Write out the material exactly, without any of its pictures.

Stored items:
───

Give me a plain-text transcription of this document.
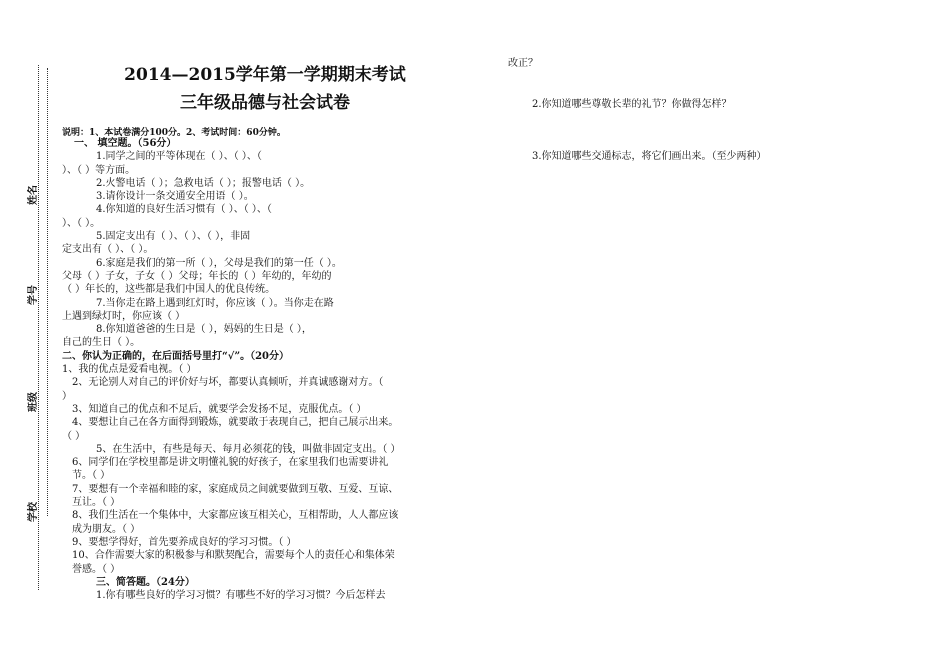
姓名
学号
班级
学校
2014—2015学年第一学期期末考试
三年级品德与社会试卷
说明：1、本试卷满分100分。2、考试时间：60分钟。
一、 填空题。（56分）
1.同学之间的平等体现在（ ）、（ ）、（
）、（ ）等方面。
2.火警电话（ ）；急救电话（ ）；报警电话（ ）。
3.请你设计一条交通安全用语（ ）。
4.你知道的良好生活习惯有（ ）、（ ）、（
）、（ ）。
5.固定支出有（ ）、（ ）、（ ），非固
定支出有（ ）、（ ）。
6.家庭是我们的第一所（ ），父母是我们的第一任（ ）。
父母（ ）子女，子女（ ）父母；年长的（ ）年幼的，年幼的
（ ）年长的，这些都是我们中国人的优良传统。
7.当你走在路上遇到红灯时，你应该（ ）。当你走在路
上遇到绿灯时，你应该（ ）
8.你知道爸爸的生日是（ ），妈妈的生日是（ ），
自己的生日（ ）。
二、你认为正确的，在后面括号里打“√”。（20分）
1、我的优点是爱看电视。（ ）
2、无论别人对自己的评价好与坏，都要认真倾听，并真诚感谢对方。（
）
3、知道自己的优点和不足后，就要学会发扬不足，克服优点。（ ）
4、要想让自己在各方面得到锻炼，就要敢于表现自己，把自己展示出来。
（ ）
5、在生活中，有些是每天、每月必须花的钱，叫做非固定支出。（ ）
6、同学们在学校里都是讲文明懂礼貌的好孩子，在家里我们也需要讲礼
节。（ ）
7、要想有一个幸福和睦的家，家庭成员之间就要做到互敬、互爱、互谅、
互让。（ ）
8、我们生活在一个集体中，大家都应该互相关心，互相帮助，人人都应该
成为朋友。（ ）
9、要想学得好，首先要养成良好的学习习惯。（ ）
10、合作需要大家的积极参与和默契配合，需要每个人的责任心和集体荣
誉感。（ ）
三、简答题。（24分）
1.你有哪些良好的学习习惯？有哪些不好的学习习惯？今后怎样去
改正？
2.你知道哪些尊敬长辈的礼节？你做得怎样？
3.你知道哪些交通标志，将它们画出来。（至少两种）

───

Final result:
Give me a plain-text transcription of this document.
姓名
学号
班级
学校
2014—2015学年第一学期期末考试
三年级品德与社会试卷
说明：1、本试卷满分100分。2、考试时间：60分钟。
一、 填空题。（56分）
1.同学之间的平等体现在（ ）、（ ）、（
）、（ ）等方面。
2.火警电话（ ）；急救电话（ ）；报警电话（ ）。
3.请你设计一条交通安全用语（ ）。
4.你知道的良好生活习惯有（ ）、（ ）、（
）、（ ）。
5.固定支出有（ ）、（ ）、（ ），非固
定支出有（ ）、（ ）。
6.家庭是我们的第一所（ ），父母是我们的第一任（ ）。
父母（ ）子女，子女（ ）父母；年长的（ ）年幼的，年幼的
（ ）年长的，这些都是我们中国人的优良传统。
7.当你走在路上遇到红灯时，你应该（ ）。当你走在路
上遇到绿灯时，你应该（ ）
8.你知道爸爸的生日是（ ），妈妈的生日是（ ），
自己的生日（ ）。
二、你认为正确的，在后面括号里打“√”。（20分）
1、我的优点是爱看电视。（ ）
2、无论别人对自己的评价好与坏，都要认真倾听，并真诚感谢对方。（
）
3、知道自己的优点和不足后，就要学会发扬不足，克服优点。（ ）
4、要想让自己在各方面得到锻炼，就要敢于表现自己，把自己展示出来。
（ ）
5、在生活中，有些是每天、每月必须花的钱，叫做非固定支出。（ ）
6、同学们在学校里都是讲文明懂礼貌的好孩子，在家里我们也需要讲礼
节。（ ）
7、要想有一个幸福和睦的家，家庭成员之间就要做到互敬、互爱、互谅、
互让。（ ）
8、我们生活在一个集体中，大家都应该互相关心，互相帮助，人人都应该
成为朋友。（ ）
9、要想学得好，首先要养成良好的学习习惯。（ ）
10、合作需要大家的积极参与和默契配合，需要每个人的责任心和集体荣
誉感。（ ）
三、简答题。（24分）
1.你有哪些良好的学习习惯？有哪些不好的学习习惯？今后怎样去
改正？
2.你知道哪些尊敬长辈的礼节？你做得怎样？
3.你知道哪些交通标志，将它们画出来。（至少两种）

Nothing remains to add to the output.